# Data entries:
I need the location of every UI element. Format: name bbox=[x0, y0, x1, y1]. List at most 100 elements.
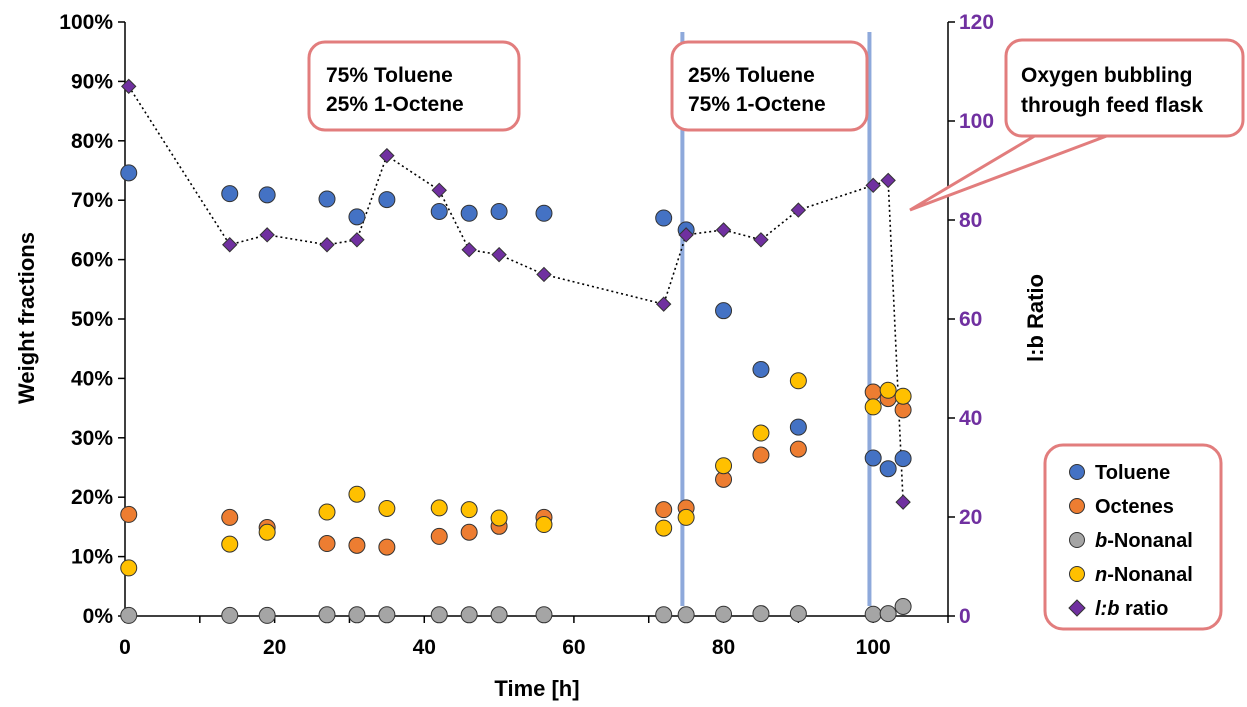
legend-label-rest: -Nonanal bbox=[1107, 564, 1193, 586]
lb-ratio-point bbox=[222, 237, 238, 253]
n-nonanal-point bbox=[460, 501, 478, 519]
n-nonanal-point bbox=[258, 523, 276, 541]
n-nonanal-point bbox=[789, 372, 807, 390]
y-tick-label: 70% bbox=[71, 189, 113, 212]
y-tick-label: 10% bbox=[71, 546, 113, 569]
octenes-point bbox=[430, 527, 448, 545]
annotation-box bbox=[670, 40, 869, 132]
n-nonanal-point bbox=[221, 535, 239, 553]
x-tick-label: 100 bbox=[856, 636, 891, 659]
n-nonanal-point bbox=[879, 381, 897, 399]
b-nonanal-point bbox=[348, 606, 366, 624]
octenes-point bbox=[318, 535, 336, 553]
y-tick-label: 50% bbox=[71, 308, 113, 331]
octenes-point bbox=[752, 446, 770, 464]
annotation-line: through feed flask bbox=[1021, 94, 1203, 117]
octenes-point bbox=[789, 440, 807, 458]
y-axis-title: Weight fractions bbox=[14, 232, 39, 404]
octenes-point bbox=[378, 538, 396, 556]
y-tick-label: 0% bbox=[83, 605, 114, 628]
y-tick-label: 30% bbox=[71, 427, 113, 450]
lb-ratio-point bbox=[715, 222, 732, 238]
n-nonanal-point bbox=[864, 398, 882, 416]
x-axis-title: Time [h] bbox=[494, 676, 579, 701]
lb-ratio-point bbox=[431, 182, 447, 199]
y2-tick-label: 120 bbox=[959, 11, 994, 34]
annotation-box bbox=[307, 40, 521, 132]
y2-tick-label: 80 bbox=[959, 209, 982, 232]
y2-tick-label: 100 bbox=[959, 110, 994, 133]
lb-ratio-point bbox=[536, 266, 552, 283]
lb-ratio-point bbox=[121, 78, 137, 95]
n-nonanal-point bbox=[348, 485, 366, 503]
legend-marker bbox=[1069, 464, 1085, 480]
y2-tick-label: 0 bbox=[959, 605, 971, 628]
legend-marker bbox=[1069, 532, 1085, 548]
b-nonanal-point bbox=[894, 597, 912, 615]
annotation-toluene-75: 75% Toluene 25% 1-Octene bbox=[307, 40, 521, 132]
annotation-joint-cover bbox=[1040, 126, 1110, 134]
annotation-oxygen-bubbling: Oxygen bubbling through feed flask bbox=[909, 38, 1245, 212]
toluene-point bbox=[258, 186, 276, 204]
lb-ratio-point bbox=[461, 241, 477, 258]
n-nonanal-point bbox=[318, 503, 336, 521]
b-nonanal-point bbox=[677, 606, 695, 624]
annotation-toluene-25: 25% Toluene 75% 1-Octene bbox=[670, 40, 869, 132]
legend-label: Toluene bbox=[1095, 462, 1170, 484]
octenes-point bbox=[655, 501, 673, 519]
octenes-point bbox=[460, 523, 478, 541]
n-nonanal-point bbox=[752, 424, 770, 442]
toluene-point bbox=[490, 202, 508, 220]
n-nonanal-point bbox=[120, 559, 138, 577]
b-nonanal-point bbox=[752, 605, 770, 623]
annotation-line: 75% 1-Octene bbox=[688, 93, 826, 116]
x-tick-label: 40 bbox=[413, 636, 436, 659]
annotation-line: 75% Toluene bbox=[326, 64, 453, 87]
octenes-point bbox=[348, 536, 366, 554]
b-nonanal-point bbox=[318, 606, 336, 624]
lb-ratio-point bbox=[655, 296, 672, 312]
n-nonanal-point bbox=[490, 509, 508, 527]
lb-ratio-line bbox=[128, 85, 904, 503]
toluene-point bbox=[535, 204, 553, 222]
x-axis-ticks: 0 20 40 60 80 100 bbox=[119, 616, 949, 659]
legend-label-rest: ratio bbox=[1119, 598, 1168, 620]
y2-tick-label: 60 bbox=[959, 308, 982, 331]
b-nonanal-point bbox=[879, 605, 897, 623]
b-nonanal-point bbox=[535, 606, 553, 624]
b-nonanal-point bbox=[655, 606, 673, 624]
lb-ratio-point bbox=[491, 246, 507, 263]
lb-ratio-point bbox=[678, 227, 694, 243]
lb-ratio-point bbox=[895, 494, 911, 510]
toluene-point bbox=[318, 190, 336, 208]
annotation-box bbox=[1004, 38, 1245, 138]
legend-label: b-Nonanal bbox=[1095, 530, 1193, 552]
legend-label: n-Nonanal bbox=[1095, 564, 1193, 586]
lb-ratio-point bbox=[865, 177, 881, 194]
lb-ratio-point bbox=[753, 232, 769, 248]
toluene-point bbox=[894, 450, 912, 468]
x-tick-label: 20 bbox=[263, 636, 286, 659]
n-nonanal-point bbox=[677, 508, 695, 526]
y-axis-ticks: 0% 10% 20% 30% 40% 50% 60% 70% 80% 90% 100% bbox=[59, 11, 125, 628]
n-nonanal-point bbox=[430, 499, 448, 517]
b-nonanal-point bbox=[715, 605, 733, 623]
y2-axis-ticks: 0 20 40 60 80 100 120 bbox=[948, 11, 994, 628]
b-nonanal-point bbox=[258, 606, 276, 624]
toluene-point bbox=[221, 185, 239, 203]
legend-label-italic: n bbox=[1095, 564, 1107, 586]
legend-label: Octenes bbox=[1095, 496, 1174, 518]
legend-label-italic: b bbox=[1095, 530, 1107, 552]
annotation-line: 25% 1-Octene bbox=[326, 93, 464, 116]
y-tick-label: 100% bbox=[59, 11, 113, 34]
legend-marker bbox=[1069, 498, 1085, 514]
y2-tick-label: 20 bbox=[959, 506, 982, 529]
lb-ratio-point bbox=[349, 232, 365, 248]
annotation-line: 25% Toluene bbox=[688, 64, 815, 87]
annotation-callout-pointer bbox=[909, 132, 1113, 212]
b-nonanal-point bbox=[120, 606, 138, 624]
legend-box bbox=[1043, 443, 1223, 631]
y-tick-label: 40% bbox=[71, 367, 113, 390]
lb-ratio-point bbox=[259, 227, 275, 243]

# Exercise objective:
Extract every line of all the data entries word for word, leaving out the pictures.

# Answer to the problem:
I need the location of every UI element. Format: name bbox=[x0, y0, x1, y1]. List at most 100 elements.
legend-label-rest: -Nonanal bbox=[1107, 564, 1193, 586]
lb-ratio-point bbox=[222, 237, 238, 253]
n-nonanal-point bbox=[460, 501, 478, 519]
n-nonanal-point bbox=[258, 523, 276, 541]
n-nonanal-point bbox=[789, 372, 807, 390]
y-tick-label: 70% bbox=[71, 189, 113, 212]
y-tick-label: 10% bbox=[71, 546, 113, 569]
octenes-point bbox=[430, 527, 448, 545]
annotation-box bbox=[670, 40, 869, 132]
n-nonanal-point bbox=[221, 535, 239, 553]
x-tick-label: 100 bbox=[856, 636, 891, 659]
n-nonanal-point bbox=[879, 381, 897, 399]
b-nonanal-point bbox=[348, 606, 366, 624]
octenes-point bbox=[318, 535, 336, 553]
y-tick-label: 50% bbox=[71, 308, 113, 331]
octenes-point bbox=[752, 446, 770, 464]
annotation-line: through feed flask bbox=[1021, 94, 1203, 117]
octenes-point bbox=[789, 440, 807, 458]
y-axis-title: Weight fractions bbox=[14, 232, 39, 404]
octenes-point bbox=[378, 538, 396, 556]
y-tick-label: 0% bbox=[83, 605, 114, 628]
y-tick-label: 30% bbox=[71, 427, 113, 450]
lb-ratio-point bbox=[715, 222, 732, 238]
n-nonanal-point bbox=[864, 398, 882, 416]
x-axis-title: Time [h] bbox=[494, 676, 579, 701]
lb-ratio-point bbox=[431, 182, 447, 199]
y2-tick-label: 120 bbox=[959, 11, 994, 34]
annotation-box bbox=[307, 40, 521, 132]
y2-tick-label: 80 bbox=[959, 209, 982, 232]
y2-tick-label: 100 bbox=[959, 110, 994, 133]
lb-ratio-point bbox=[536, 266, 552, 283]
lb-ratio-point bbox=[121, 78, 137, 95]
n-nonanal-point bbox=[348, 485, 366, 503]
legend-marker bbox=[1069, 464, 1085, 480]
y2-tick-label: 0 bbox=[959, 605, 971, 628]
legend-marker bbox=[1069, 532, 1085, 548]
b-nonanal-point bbox=[894, 597, 912, 615]
annotation-toluene-75: 75% Toluene 25% 1-Octene bbox=[307, 40, 521, 132]
annotation-joint-cover bbox=[1040, 126, 1110, 134]
annotation-oxygen-bubbling: Oxygen bubbling through feed flask bbox=[909, 38, 1245, 212]
toluene-point bbox=[258, 186, 276, 204]
lb-ratio-point bbox=[461, 241, 477, 258]
n-nonanal-point bbox=[318, 503, 336, 521]
b-nonanal-point bbox=[677, 606, 695, 624]
annotation-toluene-25: 25% Toluene 75% 1-Octene bbox=[670, 40, 869, 132]
legend-label: Toluene bbox=[1095, 462, 1170, 484]
octenes-point bbox=[655, 501, 673, 519]
octenes-point bbox=[460, 523, 478, 541]
n-nonanal-point bbox=[752, 424, 770, 442]
toluene-point bbox=[490, 202, 508, 220]
n-nonanal-point bbox=[120, 559, 138, 577]
b-nonanal-point bbox=[752, 605, 770, 623]
annotation-line: 75% 1-Octene bbox=[688, 93, 826, 116]
x-tick-label: 40 bbox=[413, 636, 436, 659]
annotation-line: 75% Toluene bbox=[326, 64, 453, 87]
octenes-point bbox=[348, 536, 366, 554]
b-nonanal-point bbox=[318, 606, 336, 624]
lb-ratio-point bbox=[655, 296, 672, 312]
n-nonanal-point bbox=[490, 509, 508, 527]
lb-ratio-line bbox=[128, 85, 904, 503]
toluene-point bbox=[535, 204, 553, 222]
x-axis-ticks: 0 20 40 60 80 100 bbox=[119, 616, 949, 659]
legend-label-rest: ratio bbox=[1119, 598, 1168, 620]
y2-tick-label: 60 bbox=[959, 308, 982, 331]
b-nonanal-point bbox=[879, 605, 897, 623]
b-nonanal-point bbox=[535, 606, 553, 624]
b-nonanal-point bbox=[655, 606, 673, 624]
lb-ratio-point bbox=[491, 246, 507, 263]
lb-ratio-point bbox=[678, 227, 694, 243]
lb-ratio-point bbox=[895, 494, 911, 510]
toluene-point bbox=[318, 190, 336, 208]
annotation-box bbox=[1004, 38, 1245, 138]
legend-label: b-Nonanal bbox=[1095, 530, 1193, 552]
legend-label: n-Nonanal bbox=[1095, 564, 1193, 586]
lb-ratio-point bbox=[865, 177, 881, 194]
lb-ratio-point bbox=[753, 232, 769, 248]
toluene-point bbox=[894, 450, 912, 468]
x-tick-label: 20 bbox=[263, 636, 286, 659]
n-nonanal-point bbox=[677, 508, 695, 526]
y-axis-ticks: 0% 10% 20% 30% 40% 50% 60% 70% 80% 90% 100% bbox=[59, 11, 125, 628]
n-nonanal-point bbox=[430, 499, 448, 517]
b-nonanal-point bbox=[715, 605, 733, 623]
y2-axis-ticks: 0 20 40 60 80 100 120 bbox=[948, 11, 994, 628]
b-nonanal-point bbox=[258, 606, 276, 624]
toluene-point bbox=[221, 185, 239, 203]
legend-label-italic: n bbox=[1095, 564, 1107, 586]
legend-label: Octenes bbox=[1095, 496, 1174, 518]
legend-label-italic: b bbox=[1095, 530, 1107, 552]
annotation-line: 25% 1-Octene bbox=[326, 93, 464, 116]
y-tick-label: 100% bbox=[59, 11, 113, 34]
legend-marker bbox=[1069, 498, 1085, 514]
y2-tick-label: 20 bbox=[959, 506, 982, 529]
lb-ratio-point bbox=[349, 232, 365, 248]
annotation-line: 25% Toluene bbox=[688, 64, 815, 87]
annotation-callout-pointer bbox=[909, 132, 1113, 212]
b-nonanal-point bbox=[120, 606, 138, 624]
legend-box bbox=[1043, 443, 1223, 631]
y-tick-label: 40% bbox=[71, 367, 113, 390]
lb-ratio-point bbox=[259, 227, 275, 243]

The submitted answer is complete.